** start **

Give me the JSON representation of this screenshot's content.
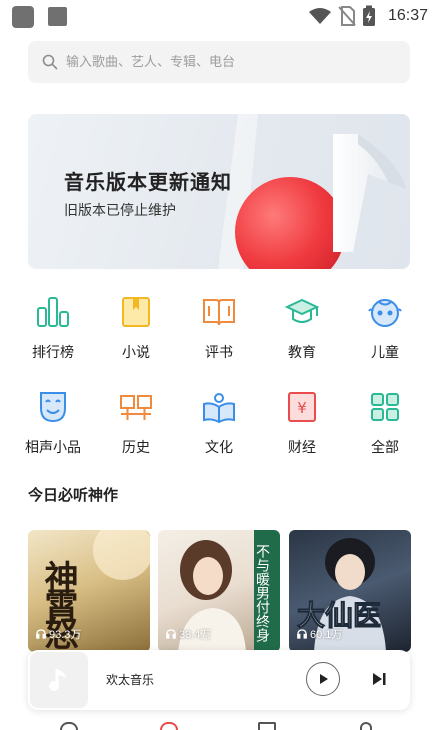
{
  "status_bar": {
    "time": "16:37"
  },
  "search": {
    "placeholder": "输入歌曲、艺人、专辑、电台"
  },
  "banner": {
    "title": "音乐版本更新通知",
    "subtitle": "旧版本已停止维护"
  },
  "categories": [
    {
      "label": "排行榜",
      "icon": "chart-bars-icon",
      "color": "#2bb894"
    },
    {
      "label": "小说",
      "icon": "book-icon",
      "color": "#f2b824"
    },
    {
      "label": "评书",
      "icon": "open-book-icon",
      "color": "#f08a3c"
    },
    {
      "label": "教育",
      "icon": "graduation-cap-icon",
      "color": "#2bb894"
    },
    {
      "label": "儿童",
      "icon": "child-face-icon",
      "color": "#3b8ee8"
    },
    {
      "label": "相声小品",
      "icon": "mask-icon",
      "color": "#3b8ee8"
    },
    {
      "label": "历史",
      "icon": "history-icon",
      "color": "#f08a3c"
    },
    {
      "label": "文化",
      "icon": "culture-book-icon",
      "color": "#3b8ee8"
    },
    {
      "label": "财经",
      "icon": "yen-icon",
      "color": "#e84c4c"
    },
    {
      "label": "全部",
      "icon": "grid-icon",
      "color": "#2bb894"
    }
  ],
  "section": {
    "title": "今日必听神作"
  },
  "cards": [
    {
      "plays": "93.3万",
      "cover_text": "神霄怒"
    },
    {
      "plays": "33.4万",
      "cover_text": "不与暖男付终身"
    },
    {
      "plays": "60.1万",
      "cover_text": "大仙医"
    }
  ],
  "player": {
    "title": "欢太音乐"
  },
  "colors": {
    "accent": "#e84c4c",
    "teal": "#2bb894",
    "blue": "#3b8ee8",
    "orange": "#f08a3c",
    "yellow": "#f2b824"
  }
}
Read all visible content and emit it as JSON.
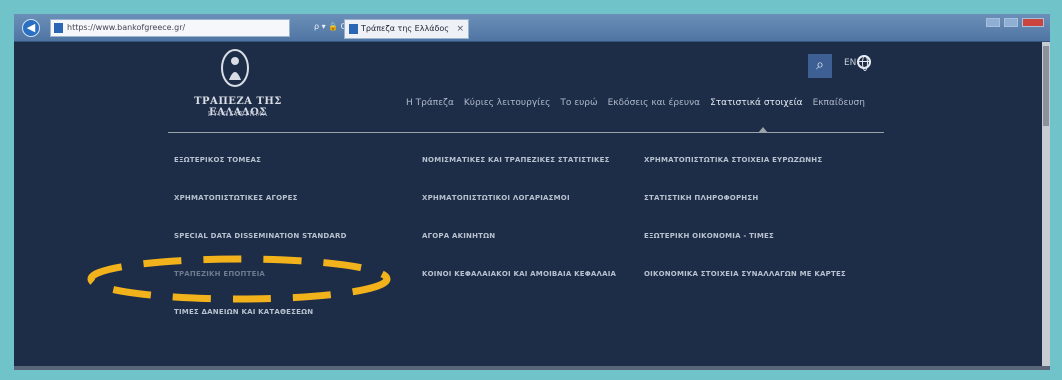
{
  "browser": {
    "address": "https://www.bankofgreece.gr/",
    "tab_title": "Τράπεζα της Ελλάδος",
    "addr_tools": "ρ ▾ 🔒 C",
    "tab_close": "×"
  },
  "header": {
    "bank_name": "ΤΡΑΠΕΖΑ ΤΗΣ ΕΛΛΑΔΟΣ",
    "eurosystem": "ΕΥΡΩΣΥΣΤΗΜΑ",
    "search_icon": "⌕",
    "language": "EN"
  },
  "mainnav": [
    {
      "label": "Η Τράπεζα"
    },
    {
      "label": "Κύριες λειτουργίες"
    },
    {
      "label": "Το ευρώ"
    },
    {
      "label": "Εκδόσεις και έρευνα"
    },
    {
      "label": "Στατιστικά στοιχεία"
    },
    {
      "label": "Εκπαίδευση"
    }
  ],
  "menu": {
    "col1": [
      {
        "label": "ΕΞΩΤΕΡΙΚΟΣ ΤΟΜΕΑΣ"
      },
      {
        "label": "ΧΡΗΜΑΤΟΠΙΣΤΩΤΙΚΕΣ ΑΓΟΡΕΣ"
      },
      {
        "label": "SPECIAL DATA DISSEMINATION STANDARD"
      },
      {
        "label": "ΤΡΑΠΕΖΙΚΗ ΕΠΟΠΤΕΙΑ"
      },
      {
        "label": "ΤΙΜΕΣ ΔΑΝΕΙΩΝ ΚΑΙ ΚΑΤΑΘΕΣΕΩΝ"
      }
    ],
    "col2": [
      {
        "label": "ΝΟΜΙΣΜΑΤΙΚΕΣ ΚΑΙ ΤΡΑΠΕΖΙΚΕΣ ΣΤΑΤΙΣΤΙΚΕΣ"
      },
      {
        "label": "ΧΡΗΜΑΤΟΠΙΣΤΩΤΙΚΟΙ ΛΟΓΑΡΙΑΣΜΟΙ"
      },
      {
        "label": "ΑΓΟΡΑ ΑΚΙΝΗΤΩΝ"
      },
      {
        "label": "ΚΟΙΝΟΙ ΚΕΦΑΛΑΙΑΚΟΙ ΚΑΙ ΑΜΟΙΒΑΙΑ ΚΕΦΑΛΑΙΑ"
      }
    ],
    "col3": [
      {
        "label": "ΧΡΗΜΑΤΟΠΙΣΤΩΤΙΚΑ ΣΤΟΙΧΕΙΑ ΕΥΡΩΖΩΝΗΣ"
      },
      {
        "label": "ΣΤΑΤΙΣΤΙΚΗ ΠΛΗΡΟΦΟΡΗΣΗ"
      },
      {
        "label": "ΕΞΩΤΕΡΙΚΗ ΟΙΚΟΝΟΜΙΑ - ΤΙΜΕΣ"
      },
      {
        "label": "ΟΙΚΟΝΟΜΙΚΑ ΣΤΟΙΧΕΙΑ ΣΥΝΑΛΛΑΓΩΝ ΜΕ ΚΑΡΤΕΣ"
      }
    ]
  },
  "colors": {
    "page_bg": "#1e2d47",
    "annotation": "#f2b21b",
    "browser_frame": "#6fc3c9"
  }
}
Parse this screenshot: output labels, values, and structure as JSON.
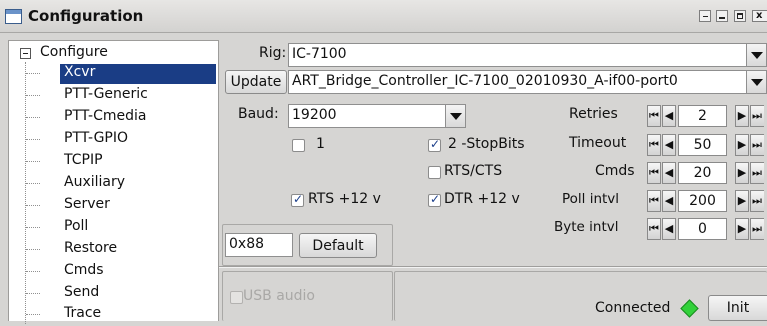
{
  "window": {
    "title": "Configuration",
    "app_icon": "config-window-icon",
    "controls": [
      "minimize",
      "restore",
      "maximize",
      "close"
    ]
  },
  "tree": {
    "root": "Configure",
    "items": [
      {
        "label": "Xcvr",
        "selected": true
      },
      {
        "label": "PTT-Generic"
      },
      {
        "label": "PTT-Cmedia"
      },
      {
        "label": "PTT-GPIO"
      },
      {
        "label": "TCPIP"
      },
      {
        "label": "Auxiliary"
      },
      {
        "label": "Server"
      },
      {
        "label": "Poll"
      },
      {
        "label": "Restore"
      },
      {
        "label": "Cmds"
      },
      {
        "label": "Send"
      },
      {
        "label": "Trace"
      }
    ]
  },
  "xcvr": {
    "rig_label": "Rig:",
    "rig_value": "IC-7100",
    "update_button": "Update",
    "file_value": "ART_Bridge_Controller_IC-7100_02010930_A-if00-port0",
    "baud_label": "Baud:",
    "baud_value": "19200",
    "check_1": {
      "label": "1",
      "checked": false
    },
    "check_stopbits": {
      "label": "2 -StopBits",
      "checked": true
    },
    "check_rtscts": {
      "label": "RTS/CTS",
      "checked": false
    },
    "check_rts12": {
      "label": "RTS +12 v",
      "checked": true
    },
    "check_dtr12": {
      "label": "DTR +12 v",
      "checked": true
    },
    "civ_value": "0x88",
    "default_button": "Default",
    "spinners": [
      {
        "label": "Retries",
        "value": "2"
      },
      {
        "label": "Timeout",
        "value": "50"
      },
      {
        "label": "Cmds",
        "value": "20"
      },
      {
        "label": "Poll intvl",
        "value": "200"
      },
      {
        "label": "Byte intvl",
        "value": "0"
      }
    ],
    "usb_audio": {
      "label": "USB audio",
      "checked": false,
      "enabled": false
    },
    "connected_label": "Connected",
    "connected_color": "#32d13a",
    "init_button": "Init"
  }
}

** end **

Write out the full set of lines verbatim, without the pictures.

Give me the JSON representation of this screenshot's content.
{
  "status_bar": {
    "time": "16:37"
  },
  "search": {
    "placeholder": "输入歌曲、艺人、专辑、电台"
  },
  "banner": {
    "title": "音乐版本更新通知",
    "subtitle": "旧版本已停止维护"
  },
  "categories": [
    {
      "label": "排行榜",
      "icon": "chart-bars-icon",
      "color": "#2bb894"
    },
    {
      "label": "小说",
      "icon": "book-icon",
      "color": "#f2b824"
    },
    {
      "label": "评书",
      "icon": "open-book-icon",
      "color": "#f08a3c"
    },
    {
      "label": "教育",
      "icon": "graduation-cap-icon",
      "color": "#2bb894"
    },
    {
      "label": "儿童",
      "icon": "child-face-icon",
      "color": "#3b8ee8"
    },
    {
      "label": "相声小品",
      "icon": "mask-icon",
      "color": "#3b8ee8"
    },
    {
      "label": "历史",
      "icon": "history-icon",
      "color": "#f08a3c"
    },
    {
      "label": "文化",
      "icon": "culture-book-icon",
      "color": "#3b8ee8"
    },
    {
      "label": "财经",
      "icon": "yen-icon",
      "color": "#e84c4c"
    },
    {
      "label": "全部",
      "icon": "grid-icon",
      "color": "#2bb894"
    }
  ],
  "section": {
    "title": "今日必听神作"
  },
  "cards": [
    {
      "plays": "93.3万",
      "cover_text": "神霄怒"
    },
    {
      "plays": "33.4万",
      "cover_text": "不与暖男付终身"
    },
    {
      "plays": "60.1万",
      "cover_text": "大仙医"
    }
  ],
  "player": {
    "title": "欢太音乐"
  },
  "colors": {
    "accent": "#e84c4c",
    "teal": "#2bb894",
    "blue": "#3b8ee8",
    "orange": "#f08a3c",
    "yellow": "#f2b824"
  }
}
Read all visible content and emit it as JSON.
{
  "browser": {
    "address": "https://www.bankofgreece.gr/",
    "tab_title": "Τράπεζα της Ελλάδος",
    "addr_tools": "ρ ▾ 🔒 C",
    "tab_close": "×"
  },
  "header": {
    "bank_name": "ΤΡΑΠΕΖΑ ΤΗΣ ΕΛΛΑΔΟΣ",
    "eurosystem": "ΕΥΡΩΣΥΣΤΗΜΑ",
    "search_icon": "⌕",
    "language": "EN"
  },
  "mainnav": [
    {
      "label": "Η Τράπεζα"
    },
    {
      "label": "Κύριες λειτουργίες"
    },
    {
      "label": "Το ευρώ"
    },
    {
      "label": "Εκδόσεις και έρευνα"
    },
    {
      "label": "Στατιστικά στοιχεία"
    },
    {
      "label": "Εκπαίδευση"
    }
  ],
  "menu": {
    "col1": [
      {
        "label": "ΕΞΩΤΕΡΙΚΟΣ ΤΟΜΕΑΣ"
      },
      {
        "label": "ΧΡΗΜΑΤΟΠΙΣΤΩΤΙΚΕΣ ΑΓΟΡΕΣ"
      },
      {
        "label": "SPECIAL DATA DISSEMINATION STANDARD"
      },
      {
        "label": "ΤΡΑΠΕΖΙΚΗ ΕΠΟΠΤΕΙΑ"
      },
      {
        "label": "ΤΙΜΕΣ ΔΑΝΕΙΩΝ ΚΑΙ ΚΑΤΑΘΕΣΕΩΝ"
      }
    ],
    "col2": [
      {
        "label": "ΝΟΜΙΣΜΑΤΙΚΕΣ ΚΑΙ ΤΡΑΠΕΖΙΚΕΣ ΣΤΑΤΙΣΤΙΚΕΣ"
      },
      {
        "label": "ΧΡΗΜΑΤΟΠΙΣΤΩΤΙΚΟΙ ΛΟΓΑΡΙΑΣΜΟΙ"
      },
      {
        "label": "ΑΓΟΡΑ ΑΚΙΝΗΤΩΝ"
      },
      {
        "label": "ΚΟΙΝΟΙ ΚΕΦΑΛΑΙΑΚΟΙ ΚΑΙ ΑΜΟΙΒΑΙΑ ΚΕΦΑΛΑΙΑ"
      }
    ],
    "col3": [
      {
        "label": "ΧΡΗΜΑΤΟΠΙΣΤΩΤΙΚΑ ΣΤΟΙΧΕΙΑ ΕΥΡΩΖΩΝΗΣ"
      },
      {
        "label": "ΣΤΑΤΙΣΤΙΚΗ ΠΛΗΡΟΦΟΡΗΣΗ"
      },
      {
        "label": "ΕΞΩΤΕΡΙΚΗ ΟΙΚΟΝΟΜΙΑ - ΤΙΜΕΣ"
      },
      {
        "label": "ΟΙΚΟΝΟΜΙΚΑ ΣΤΟΙΧΕΙΑ ΣΥΝΑΛΛΑΓΩΝ ΜΕ ΚΑΡΤΕΣ"
      }
    ]
  },
  "colors": {
    "page_bg": "#1e2d47",
    "annotation": "#f2b21b",
    "browser_frame": "#6fc3c9"
  }
}
Parse this screenshot: output labels, values, and structure as JSON.
{
  "window": {
    "title": "Configuration",
    "app_icon": "config-window-icon",
    "controls": [
      "minimize",
      "restore",
      "maximize",
      "close"
    ]
  },
  "tree": {
    "root": "Configure",
    "items": [
      {
        "label": "Xcvr",
        "selected": true
      },
      {
        "label": "PTT-Generic"
      },
      {
        "label": "PTT-Cmedia"
      },
      {
        "label": "PTT-GPIO"
      },
      {
        "label": "TCPIP"
      },
      {
        "label": "Auxiliary"
      },
      {
        "label": "Server"
      },
      {
        "label": "Poll"
      },
      {
        "label": "Restore"
      },
      {
        "label": "Cmds"
      },
      {
        "label": "Send"
      },
      {
        "label": "Trace"
      }
    ]
  },
  "xcvr": {
    "rig_label": "Rig:",
    "rig_value": "IC-7100",
    "update_button": "Update",
    "file_value": "ART_Bridge_Controller_IC-7100_02010930_A-if00-port0",
    "baud_label": "Baud:",
    "baud_value": "19200",
    "check_1": {
      "label": "1",
      "checked": false
    },
    "check_stopbits": {
      "label": "2 -StopBits",
      "checked": true
    },
    "check_rtscts": {
      "label": "RTS/CTS",
      "checked": false
    },
    "check_rts12": {
      "label": "RTS +12 v",
      "checked": true
    },
    "check_dtr12": {
      "label": "DTR +12 v",
      "checked": true
    },
    "civ_value": "0x88",
    "default_button": "Default",
    "spinners": [
      {
        "label": "Retries",
        "value": "2"
      },
      {
        "label": "Timeout",
        "value": "50"
      },
      {
        "label": "Cmds",
        "value": "20"
      },
      {
        "label": "Poll intvl",
        "value": "200"
      },
      {
        "label": "Byte intvl",
        "value": "0"
      }
    ],
    "usb_audio": {
      "label": "USB audio",
      "checked": false,
      "enabled": false
    },
    "connected_label": "Connected",
    "connected_color": "#32d13a",
    "init_button": "Init"
  }
}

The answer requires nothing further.